» **THE TASK**
In the entries that follow, find the word "fraction" and report each line it is on.

[Extracted records]
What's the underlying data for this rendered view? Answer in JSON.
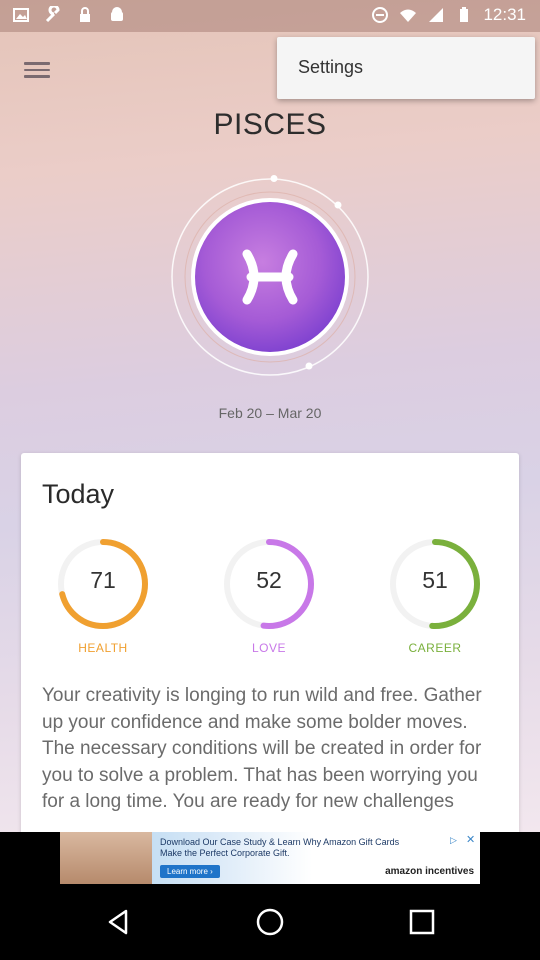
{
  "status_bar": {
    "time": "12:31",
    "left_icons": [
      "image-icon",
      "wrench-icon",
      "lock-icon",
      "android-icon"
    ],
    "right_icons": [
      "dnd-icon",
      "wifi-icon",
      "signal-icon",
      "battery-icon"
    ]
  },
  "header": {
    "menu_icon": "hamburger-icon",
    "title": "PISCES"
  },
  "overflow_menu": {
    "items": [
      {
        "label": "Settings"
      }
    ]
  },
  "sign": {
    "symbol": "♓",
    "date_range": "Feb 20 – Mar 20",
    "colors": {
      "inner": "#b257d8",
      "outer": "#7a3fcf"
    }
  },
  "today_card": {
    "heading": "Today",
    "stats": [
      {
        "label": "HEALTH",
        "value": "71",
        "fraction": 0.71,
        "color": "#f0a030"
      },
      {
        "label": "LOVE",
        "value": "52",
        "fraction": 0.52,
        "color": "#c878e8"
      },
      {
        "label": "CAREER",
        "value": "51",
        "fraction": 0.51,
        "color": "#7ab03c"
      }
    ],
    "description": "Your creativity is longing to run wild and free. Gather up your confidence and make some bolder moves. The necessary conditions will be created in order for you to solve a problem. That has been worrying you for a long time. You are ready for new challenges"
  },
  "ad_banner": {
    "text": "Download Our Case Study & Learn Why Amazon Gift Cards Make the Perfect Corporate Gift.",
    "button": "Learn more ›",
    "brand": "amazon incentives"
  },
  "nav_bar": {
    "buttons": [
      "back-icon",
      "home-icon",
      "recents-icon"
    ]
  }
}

» **RESPONSE TO THIS TASK**
        "fraction": 0.71,
        "fraction": 0.52,
        "fraction": 0.51,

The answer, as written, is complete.